PROVIDED MATERIAL:
┌────────
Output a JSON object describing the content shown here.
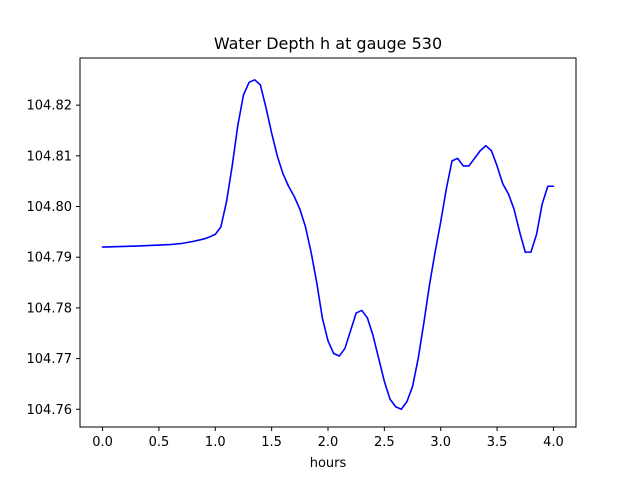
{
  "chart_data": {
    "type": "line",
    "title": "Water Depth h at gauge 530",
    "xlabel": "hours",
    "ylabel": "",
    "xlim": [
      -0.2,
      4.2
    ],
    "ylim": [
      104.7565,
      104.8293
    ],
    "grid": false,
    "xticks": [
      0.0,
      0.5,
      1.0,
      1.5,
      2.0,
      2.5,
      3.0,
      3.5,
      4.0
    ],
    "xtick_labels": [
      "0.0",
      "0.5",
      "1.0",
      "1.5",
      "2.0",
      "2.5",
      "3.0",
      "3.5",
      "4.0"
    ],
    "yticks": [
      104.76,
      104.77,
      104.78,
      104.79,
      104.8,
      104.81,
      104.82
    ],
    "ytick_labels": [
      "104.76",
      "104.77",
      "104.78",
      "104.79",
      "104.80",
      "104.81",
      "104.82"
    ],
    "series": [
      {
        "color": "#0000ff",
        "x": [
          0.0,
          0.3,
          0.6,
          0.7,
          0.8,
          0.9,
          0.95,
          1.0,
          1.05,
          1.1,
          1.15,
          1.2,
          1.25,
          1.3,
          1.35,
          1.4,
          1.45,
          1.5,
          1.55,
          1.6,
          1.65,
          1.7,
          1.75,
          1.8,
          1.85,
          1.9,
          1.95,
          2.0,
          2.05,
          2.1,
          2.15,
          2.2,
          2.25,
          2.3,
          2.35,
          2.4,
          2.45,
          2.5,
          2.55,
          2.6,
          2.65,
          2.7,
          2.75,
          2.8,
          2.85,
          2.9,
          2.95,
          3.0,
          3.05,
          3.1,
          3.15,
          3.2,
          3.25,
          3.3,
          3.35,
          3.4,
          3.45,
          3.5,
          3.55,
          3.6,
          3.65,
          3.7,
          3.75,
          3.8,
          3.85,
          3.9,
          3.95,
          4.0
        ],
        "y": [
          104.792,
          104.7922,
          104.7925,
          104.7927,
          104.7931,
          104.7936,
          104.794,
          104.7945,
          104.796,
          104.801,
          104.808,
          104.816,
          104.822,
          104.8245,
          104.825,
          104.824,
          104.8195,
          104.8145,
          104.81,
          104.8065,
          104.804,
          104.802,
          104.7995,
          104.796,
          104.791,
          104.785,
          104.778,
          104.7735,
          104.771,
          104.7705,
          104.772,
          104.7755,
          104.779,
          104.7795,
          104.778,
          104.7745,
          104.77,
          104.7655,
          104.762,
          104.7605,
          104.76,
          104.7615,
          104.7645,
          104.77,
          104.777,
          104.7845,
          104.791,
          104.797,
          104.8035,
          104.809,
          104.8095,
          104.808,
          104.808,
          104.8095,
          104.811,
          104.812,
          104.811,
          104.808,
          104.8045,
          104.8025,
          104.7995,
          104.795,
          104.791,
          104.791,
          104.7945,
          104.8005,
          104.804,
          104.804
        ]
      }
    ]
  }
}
└────────
SET TASK: Copy the data exactly. Any picture it contains is to be omitted.

COMPLETE OUTPUT:
Output a JSON object describing the content shown here.
{
  "chart_data": {
    "type": "line",
    "title": "Water Depth h at gauge 530",
    "xlabel": "hours",
    "ylabel": "",
    "xlim": [
      -0.2,
      4.2
    ],
    "ylim": [
      104.7565,
      104.8293
    ],
    "grid": false,
    "xticks": [
      0.0,
      0.5,
      1.0,
      1.5,
      2.0,
      2.5,
      3.0,
      3.5,
      4.0
    ],
    "xtick_labels": [
      "0.0",
      "0.5",
      "1.0",
      "1.5",
      "2.0",
      "2.5",
      "3.0",
      "3.5",
      "4.0"
    ],
    "yticks": [
      104.76,
      104.77,
      104.78,
      104.79,
      104.8,
      104.81,
      104.82
    ],
    "ytick_labels": [
      "104.76",
      "104.77",
      "104.78",
      "104.79",
      "104.80",
      "104.81",
      "104.82"
    ],
    "series": [
      {
        "color": "#0000ff",
        "x": [
          0.0,
          0.3,
          0.6,
          0.7,
          0.8,
          0.9,
          0.95,
          1.0,
          1.05,
          1.1,
          1.15,
          1.2,
          1.25,
          1.3,
          1.35,
          1.4,
          1.45,
          1.5,
          1.55,
          1.6,
          1.65,
          1.7,
          1.75,
          1.8,
          1.85,
          1.9,
          1.95,
          2.0,
          2.05,
          2.1,
          2.15,
          2.2,
          2.25,
          2.3,
          2.35,
          2.4,
          2.45,
          2.5,
          2.55,
          2.6,
          2.65,
          2.7,
          2.75,
          2.8,
          2.85,
          2.9,
          2.95,
          3.0,
          3.05,
          3.1,
          3.15,
          3.2,
          3.25,
          3.3,
          3.35,
          3.4,
          3.45,
          3.5,
          3.55,
          3.6,
          3.65,
          3.7,
          3.75,
          3.8,
          3.85,
          3.9,
          3.95,
          4.0
        ],
        "y": [
          104.792,
          104.7922,
          104.7925,
          104.7927,
          104.7931,
          104.7936,
          104.794,
          104.7945,
          104.796,
          104.801,
          104.808,
          104.816,
          104.822,
          104.8245,
          104.825,
          104.824,
          104.8195,
          104.8145,
          104.81,
          104.8065,
          104.804,
          104.802,
          104.7995,
          104.796,
          104.791,
          104.785,
          104.778,
          104.7735,
          104.771,
          104.7705,
          104.772,
          104.7755,
          104.779,
          104.7795,
          104.778,
          104.7745,
          104.77,
          104.7655,
          104.762,
          104.7605,
          104.76,
          104.7615,
          104.7645,
          104.77,
          104.777,
          104.7845,
          104.791,
          104.797,
          104.8035,
          104.809,
          104.8095,
          104.808,
          104.808,
          104.8095,
          104.811,
          104.812,
          104.811,
          104.808,
          104.8045,
          104.8025,
          104.7995,
          104.795,
          104.791,
          104.791,
          104.7945,
          104.8005,
          104.804,
          104.804
        ]
      }
    ]
  }
}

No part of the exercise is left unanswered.